─── MATERIAL SHOWN
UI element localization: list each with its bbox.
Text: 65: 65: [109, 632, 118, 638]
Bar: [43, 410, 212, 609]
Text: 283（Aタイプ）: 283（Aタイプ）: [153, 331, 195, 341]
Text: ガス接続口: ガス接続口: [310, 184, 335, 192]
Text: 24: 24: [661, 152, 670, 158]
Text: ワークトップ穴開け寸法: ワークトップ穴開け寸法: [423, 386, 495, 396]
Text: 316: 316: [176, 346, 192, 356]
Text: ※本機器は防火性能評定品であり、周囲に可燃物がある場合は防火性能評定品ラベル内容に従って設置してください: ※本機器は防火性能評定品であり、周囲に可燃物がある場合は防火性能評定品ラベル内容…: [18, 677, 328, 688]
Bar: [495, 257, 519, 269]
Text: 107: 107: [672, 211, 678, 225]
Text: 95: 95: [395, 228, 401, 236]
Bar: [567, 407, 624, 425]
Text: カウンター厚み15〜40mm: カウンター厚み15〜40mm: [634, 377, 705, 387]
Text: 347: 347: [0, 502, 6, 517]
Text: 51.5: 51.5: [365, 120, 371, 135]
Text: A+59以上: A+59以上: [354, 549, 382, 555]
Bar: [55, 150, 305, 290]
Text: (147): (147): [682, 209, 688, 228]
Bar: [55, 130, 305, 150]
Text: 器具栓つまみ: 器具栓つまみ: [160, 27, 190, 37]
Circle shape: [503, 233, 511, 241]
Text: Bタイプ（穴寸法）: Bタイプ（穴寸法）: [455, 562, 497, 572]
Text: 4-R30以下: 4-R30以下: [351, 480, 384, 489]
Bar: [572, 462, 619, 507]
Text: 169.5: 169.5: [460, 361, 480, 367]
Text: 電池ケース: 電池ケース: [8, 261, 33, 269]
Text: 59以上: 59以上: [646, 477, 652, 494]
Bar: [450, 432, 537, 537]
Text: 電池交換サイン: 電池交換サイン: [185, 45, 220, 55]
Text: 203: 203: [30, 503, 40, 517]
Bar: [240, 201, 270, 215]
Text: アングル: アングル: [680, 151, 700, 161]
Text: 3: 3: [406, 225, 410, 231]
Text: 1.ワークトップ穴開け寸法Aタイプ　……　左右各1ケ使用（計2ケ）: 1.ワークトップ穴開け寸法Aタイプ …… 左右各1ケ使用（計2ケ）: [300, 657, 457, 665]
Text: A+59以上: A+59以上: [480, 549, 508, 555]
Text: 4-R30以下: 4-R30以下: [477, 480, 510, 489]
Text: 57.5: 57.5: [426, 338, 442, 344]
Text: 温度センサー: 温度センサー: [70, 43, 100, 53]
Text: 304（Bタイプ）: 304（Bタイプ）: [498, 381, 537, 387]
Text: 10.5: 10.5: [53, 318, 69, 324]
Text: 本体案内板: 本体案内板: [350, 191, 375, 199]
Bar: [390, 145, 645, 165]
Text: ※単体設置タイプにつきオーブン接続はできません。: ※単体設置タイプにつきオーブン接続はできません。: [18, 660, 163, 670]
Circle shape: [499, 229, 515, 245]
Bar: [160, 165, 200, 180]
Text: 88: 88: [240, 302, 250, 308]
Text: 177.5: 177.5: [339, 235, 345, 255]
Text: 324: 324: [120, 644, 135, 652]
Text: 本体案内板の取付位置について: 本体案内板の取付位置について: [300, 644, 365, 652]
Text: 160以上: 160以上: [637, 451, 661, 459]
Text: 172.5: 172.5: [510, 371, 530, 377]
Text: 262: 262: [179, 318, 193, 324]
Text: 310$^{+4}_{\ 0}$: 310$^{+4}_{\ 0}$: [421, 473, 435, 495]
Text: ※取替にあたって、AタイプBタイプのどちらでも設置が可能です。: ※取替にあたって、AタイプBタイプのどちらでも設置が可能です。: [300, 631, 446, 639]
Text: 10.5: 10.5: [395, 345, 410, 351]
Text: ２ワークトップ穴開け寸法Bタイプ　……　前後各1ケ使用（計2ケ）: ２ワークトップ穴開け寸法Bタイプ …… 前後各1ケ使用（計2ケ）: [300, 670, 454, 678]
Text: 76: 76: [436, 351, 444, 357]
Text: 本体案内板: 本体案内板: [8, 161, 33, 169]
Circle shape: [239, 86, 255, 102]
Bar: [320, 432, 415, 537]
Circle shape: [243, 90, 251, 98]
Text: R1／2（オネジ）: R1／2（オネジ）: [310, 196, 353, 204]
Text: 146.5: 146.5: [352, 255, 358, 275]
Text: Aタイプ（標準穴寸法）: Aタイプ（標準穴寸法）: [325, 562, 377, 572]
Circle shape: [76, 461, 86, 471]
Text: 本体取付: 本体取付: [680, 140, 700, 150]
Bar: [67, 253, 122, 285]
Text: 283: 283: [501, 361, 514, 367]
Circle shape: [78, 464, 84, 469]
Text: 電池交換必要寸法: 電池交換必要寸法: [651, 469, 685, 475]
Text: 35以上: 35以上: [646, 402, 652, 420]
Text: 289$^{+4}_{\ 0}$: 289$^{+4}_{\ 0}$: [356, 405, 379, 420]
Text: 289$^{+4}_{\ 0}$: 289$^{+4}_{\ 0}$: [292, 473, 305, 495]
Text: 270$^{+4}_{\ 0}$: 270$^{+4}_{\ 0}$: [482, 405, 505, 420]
──────
EXERCISE DETAILS: Reproduce every line above word for word, from the first to the last.

ANSWER:
UI element localization: list each with its bbox.
Text: 65: 65: [109, 632, 118, 638]
Bar: [43, 410, 212, 609]
Text: 283（Aタイプ）: 283（Aタイプ）: [153, 331, 195, 341]
Text: ガス接続口: ガス接続口: [310, 184, 335, 192]
Text: 24: 24: [661, 152, 670, 158]
Text: ワークトップ穴開け寸法: ワークトップ穴開け寸法: [423, 386, 495, 396]
Text: 316: 316: [176, 346, 192, 356]
Text: ※本機器は防火性能評定品であり、周囲に可燃物がある場合は防火性能評定品ラベル内容に従って設置してください: ※本機器は防火性能評定品であり、周囲に可燃物がある場合は防火性能評定品ラベル内容…: [18, 677, 328, 688]
Bar: [495, 257, 519, 269]
Text: 107: 107: [672, 211, 678, 225]
Text: 95: 95: [395, 228, 401, 236]
Bar: [567, 407, 624, 425]
Text: カウンター厚み15〜40mm: カウンター厚み15〜40mm: [634, 377, 705, 387]
Text: 347: 347: [0, 502, 6, 517]
Text: 51.5: 51.5: [365, 120, 371, 135]
Text: A+59以上: A+59以上: [354, 549, 382, 555]
Bar: [55, 150, 305, 290]
Text: (147): (147): [682, 209, 688, 228]
Bar: [55, 130, 305, 150]
Text: 器具栓つまみ: 器具栓つまみ: [160, 27, 190, 37]
Circle shape: [503, 233, 511, 241]
Text: Bタイプ（穴寸法）: Bタイプ（穴寸法）: [455, 562, 497, 572]
Text: 4-R30以下: 4-R30以下: [351, 480, 384, 489]
Bar: [572, 462, 619, 507]
Text: 169.5: 169.5: [460, 361, 480, 367]
Text: 電池ケース: 電池ケース: [8, 261, 33, 269]
Text: 59以上: 59以上: [646, 477, 652, 494]
Bar: [450, 432, 537, 537]
Text: 電池交換サイン: 電池交換サイン: [185, 45, 220, 55]
Text: 203: 203: [30, 503, 40, 517]
Bar: [240, 201, 270, 215]
Text: アングル: アングル: [680, 151, 700, 161]
Text: 3: 3: [406, 225, 410, 231]
Text: 1.ワークトップ穴開け寸法Aタイプ　……　左右各1ケ使用（計2ケ）: 1.ワークトップ穴開け寸法Aタイプ …… 左右各1ケ使用（計2ケ）: [300, 657, 457, 665]
Text: A+59以上: A+59以上: [480, 549, 508, 555]
Text: 4-R30以下: 4-R30以下: [477, 480, 510, 489]
Text: 57.5: 57.5: [426, 338, 442, 344]
Text: 温度センサー: 温度センサー: [70, 43, 100, 53]
Text: 304（Bタイプ）: 304（Bタイプ）: [498, 381, 537, 387]
Text: 10.5: 10.5: [53, 318, 69, 324]
Text: 本体案内板: 本体案内板: [350, 191, 375, 199]
Bar: [390, 145, 645, 165]
Text: ※単体設置タイプにつきオーブン接続はできません。: ※単体設置タイプにつきオーブン接続はできません。: [18, 660, 163, 670]
Circle shape: [499, 229, 515, 245]
Bar: [160, 165, 200, 180]
Text: 88: 88: [240, 302, 250, 308]
Text: 177.5: 177.5: [339, 235, 345, 255]
Text: 324: 324: [120, 644, 135, 652]
Text: 本体案内板の取付位置について: 本体案内板の取付位置について: [300, 644, 365, 652]
Text: 160以上: 160以上: [637, 451, 661, 459]
Text: 172.5: 172.5: [510, 371, 530, 377]
Text: 262: 262: [179, 318, 193, 324]
Text: 310$^{+4}_{\ 0}$: 310$^{+4}_{\ 0}$: [421, 473, 435, 495]
Text: ※取替にあたって、AタイプBタイプのどちらでも設置が可能です。: ※取替にあたって、AタイプBタイプのどちらでも設置が可能です。: [300, 631, 446, 639]
Text: 10.5: 10.5: [395, 345, 410, 351]
Text: ２ワークトップ穴開け寸法Bタイプ　……　前後各1ケ使用（計2ケ）: ２ワークトップ穴開け寸法Bタイプ …… 前後各1ケ使用（計2ケ）: [300, 670, 454, 678]
Text: 76: 76: [436, 351, 444, 357]
Text: 本体案内板: 本体案内板: [8, 161, 33, 169]
Circle shape: [239, 86, 255, 102]
Bar: [320, 432, 415, 537]
Circle shape: [243, 90, 251, 98]
Text: R1／2（オネジ）: R1／2（オネジ）: [310, 196, 353, 204]
Text: 146.5: 146.5: [352, 255, 358, 275]
Text: Aタイプ（標準穴寸法）: Aタイプ（標準穴寸法）: [325, 562, 377, 572]
Circle shape: [76, 461, 86, 471]
Text: 本体取付: 本体取付: [680, 140, 700, 150]
Bar: [67, 253, 122, 285]
Text: 283: 283: [501, 361, 514, 367]
Circle shape: [78, 464, 84, 469]
Text: 電池交換必要寸法: 電池交換必要寸法: [651, 469, 685, 475]
Text: 35以上: 35以上: [646, 402, 652, 420]
Text: 289$^{+4}_{\ 0}$: 289$^{+4}_{\ 0}$: [356, 405, 379, 420]
Text: 289$^{+4}_{\ 0}$: 289$^{+4}_{\ 0}$: [292, 473, 305, 495]
Text: 270$^{+4}_{\ 0}$: 270$^{+4}_{\ 0}$: [482, 405, 505, 420]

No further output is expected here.